### Exercise aim
Each record must be retyped in full. No character may differ.

+-------+

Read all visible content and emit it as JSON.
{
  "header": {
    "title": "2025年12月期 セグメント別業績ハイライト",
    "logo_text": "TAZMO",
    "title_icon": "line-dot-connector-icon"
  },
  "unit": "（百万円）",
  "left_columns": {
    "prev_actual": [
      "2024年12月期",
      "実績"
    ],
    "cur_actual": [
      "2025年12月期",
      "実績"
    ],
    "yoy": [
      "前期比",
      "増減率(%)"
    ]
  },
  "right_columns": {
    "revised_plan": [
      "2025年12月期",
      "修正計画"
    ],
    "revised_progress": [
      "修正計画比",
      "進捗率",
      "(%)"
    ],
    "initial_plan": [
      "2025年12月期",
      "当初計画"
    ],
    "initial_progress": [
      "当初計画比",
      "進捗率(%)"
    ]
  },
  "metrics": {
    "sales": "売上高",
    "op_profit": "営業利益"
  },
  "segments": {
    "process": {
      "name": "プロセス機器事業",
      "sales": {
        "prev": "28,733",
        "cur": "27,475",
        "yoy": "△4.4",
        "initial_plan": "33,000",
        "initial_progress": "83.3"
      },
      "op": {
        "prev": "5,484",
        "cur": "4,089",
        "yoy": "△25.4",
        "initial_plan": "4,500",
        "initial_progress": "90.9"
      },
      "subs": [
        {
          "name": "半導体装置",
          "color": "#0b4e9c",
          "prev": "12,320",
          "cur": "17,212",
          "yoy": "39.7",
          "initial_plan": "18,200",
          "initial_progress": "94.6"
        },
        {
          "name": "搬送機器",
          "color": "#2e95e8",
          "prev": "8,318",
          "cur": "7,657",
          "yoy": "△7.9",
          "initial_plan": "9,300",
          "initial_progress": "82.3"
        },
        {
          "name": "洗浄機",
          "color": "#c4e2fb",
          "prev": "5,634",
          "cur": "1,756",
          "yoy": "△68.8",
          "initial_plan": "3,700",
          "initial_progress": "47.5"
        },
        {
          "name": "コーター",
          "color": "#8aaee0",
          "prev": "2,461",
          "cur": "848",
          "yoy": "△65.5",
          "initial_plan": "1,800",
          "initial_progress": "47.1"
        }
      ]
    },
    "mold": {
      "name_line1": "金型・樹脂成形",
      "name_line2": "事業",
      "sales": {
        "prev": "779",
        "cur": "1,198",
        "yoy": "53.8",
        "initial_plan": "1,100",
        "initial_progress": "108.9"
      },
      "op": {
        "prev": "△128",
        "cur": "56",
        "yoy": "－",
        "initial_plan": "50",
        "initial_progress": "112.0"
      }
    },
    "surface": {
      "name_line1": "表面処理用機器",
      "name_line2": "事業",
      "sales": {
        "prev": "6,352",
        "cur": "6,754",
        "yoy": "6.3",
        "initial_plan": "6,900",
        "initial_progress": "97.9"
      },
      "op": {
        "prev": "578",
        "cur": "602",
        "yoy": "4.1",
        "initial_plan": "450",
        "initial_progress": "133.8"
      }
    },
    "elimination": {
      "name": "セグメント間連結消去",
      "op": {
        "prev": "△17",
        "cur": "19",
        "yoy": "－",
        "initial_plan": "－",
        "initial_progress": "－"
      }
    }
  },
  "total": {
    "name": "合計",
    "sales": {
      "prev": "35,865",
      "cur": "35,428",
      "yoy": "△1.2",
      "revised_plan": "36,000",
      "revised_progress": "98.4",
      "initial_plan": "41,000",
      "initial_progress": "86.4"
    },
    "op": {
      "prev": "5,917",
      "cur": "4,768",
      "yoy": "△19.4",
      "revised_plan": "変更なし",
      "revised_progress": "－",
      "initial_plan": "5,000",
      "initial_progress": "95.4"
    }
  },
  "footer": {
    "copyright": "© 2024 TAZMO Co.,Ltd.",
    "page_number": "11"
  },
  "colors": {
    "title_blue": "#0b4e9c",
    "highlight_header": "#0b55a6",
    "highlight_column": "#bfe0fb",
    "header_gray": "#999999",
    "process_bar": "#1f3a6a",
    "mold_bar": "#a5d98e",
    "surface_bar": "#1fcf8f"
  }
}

+-------+

### Solution to this problem
Read all visible content and emit it as JSON.
{
  "header": {
    "title": "2025年12月期 セグメント別業績ハイライト",
    "logo_text": "TAZMO",
    "title_icon": "line-dot-connector-icon"
  },
  "unit": "（百万円）",
  "left_columns": {
    "prev_actual": [
      "2024年12月期",
      "実績"
    ],
    "cur_actual": [
      "2025年12月期",
      "実績"
    ],
    "yoy": [
      "前期比",
      "増減率(%)"
    ]
  },
  "right_columns": {
    "revised_plan": [
      "2025年12月期",
      "修正計画"
    ],
    "revised_progress": [
      "修正計画比",
      "進捗率",
      "(%)"
    ],
    "initial_plan": [
      "2025年12月期",
      "当初計画"
    ],
    "initial_progress": [
      "当初計画比",
      "進捗率(%)"
    ]
  },
  "metrics": {
    "sales": "売上高",
    "op_profit": "営業利益"
  },
  "segments": {
    "process": {
      "name": "プロセス機器事業",
      "sales": {
        "prev": "28,733",
        "cur": "27,475",
        "yoy": "△4.4",
        "initial_plan": "33,000",
        "initial_progress": "83.3"
      },
      "op": {
        "prev": "5,484",
        "cur": "4,089",
        "yoy": "△25.4",
        "initial_plan": "4,500",
        "initial_progress": "90.9"
      },
      "subs": [
        {
          "name": "半導体装置",
          "color": "#0b4e9c",
          "prev": "12,320",
          "cur": "17,212",
          "yoy": "39.7",
          "initial_plan": "18,200",
          "initial_progress": "94.6"
        },
        {
          "name": "搬送機器",
          "color": "#2e95e8",
          "prev": "8,318",
          "cur": "7,657",
          "yoy": "△7.9",
          "initial_plan": "9,300",
          "initial_progress": "82.3"
        },
        {
          "name": "洗浄機",
          "color": "#c4e2fb",
          "prev": "5,634",
          "cur": "1,756",
          "yoy": "△68.8",
          "initial_plan": "3,700",
          "initial_progress": "47.5"
        },
        {
          "name": "コーター",
          "color": "#8aaee0",
          "prev": "2,461",
          "cur": "848",
          "yoy": "△65.5",
          "initial_plan": "1,800",
          "initial_progress": "47.1"
        }
      ]
    },
    "mold": {
      "name_line1": "金型・樹脂成形",
      "name_line2": "事業",
      "sales": {
        "prev": "779",
        "cur": "1,198",
        "yoy": "53.8",
        "initial_plan": "1,100",
        "initial_progress": "108.9"
      },
      "op": {
        "prev": "△128",
        "cur": "56",
        "yoy": "－",
        "initial_plan": "50",
        "initial_progress": "112.0"
      }
    },
    "surface": {
      "name_line1": "表面処理用機器",
      "name_line2": "事業",
      "sales": {
        "prev": "6,352",
        "cur": "6,754",
        "yoy": "6.3",
        "initial_plan": "6,900",
        "initial_progress": "97.9"
      },
      "op": {
        "prev": "578",
        "cur": "602",
        "yoy": "4.1",
        "initial_plan": "450",
        "initial_progress": "133.8"
      }
    },
    "elimination": {
      "name": "セグメント間連結消去",
      "op": {
        "prev": "△17",
        "cur": "19",
        "yoy": "－",
        "initial_plan": "－",
        "initial_progress": "－"
      }
    }
  },
  "total": {
    "name": "合計",
    "sales": {
      "prev": "35,865",
      "cur": "35,428",
      "yoy": "△1.2",
      "revised_plan": "36,000",
      "revised_progress": "98.4",
      "initial_plan": "41,000",
      "initial_progress": "86.4"
    },
    "op": {
      "prev": "5,917",
      "cur": "4,768",
      "yoy": "△19.4",
      "revised_plan": "変更なし",
      "revised_progress": "－",
      "initial_plan": "5,000",
      "initial_progress": "95.4"
    }
  },
  "footer": {
    "copyright": "© 2024 TAZMO Co.,Ltd.",
    "page_number": "11"
  },
  "colors": {
    "title_blue": "#0b4e9c",
    "highlight_header": "#0b55a6",
    "highlight_column": "#bfe0fb",
    "header_gray": "#999999",
    "process_bar": "#1f3a6a",
    "mold_bar": "#a5d98e",
    "surface_bar": "#1fcf8f"
  }
}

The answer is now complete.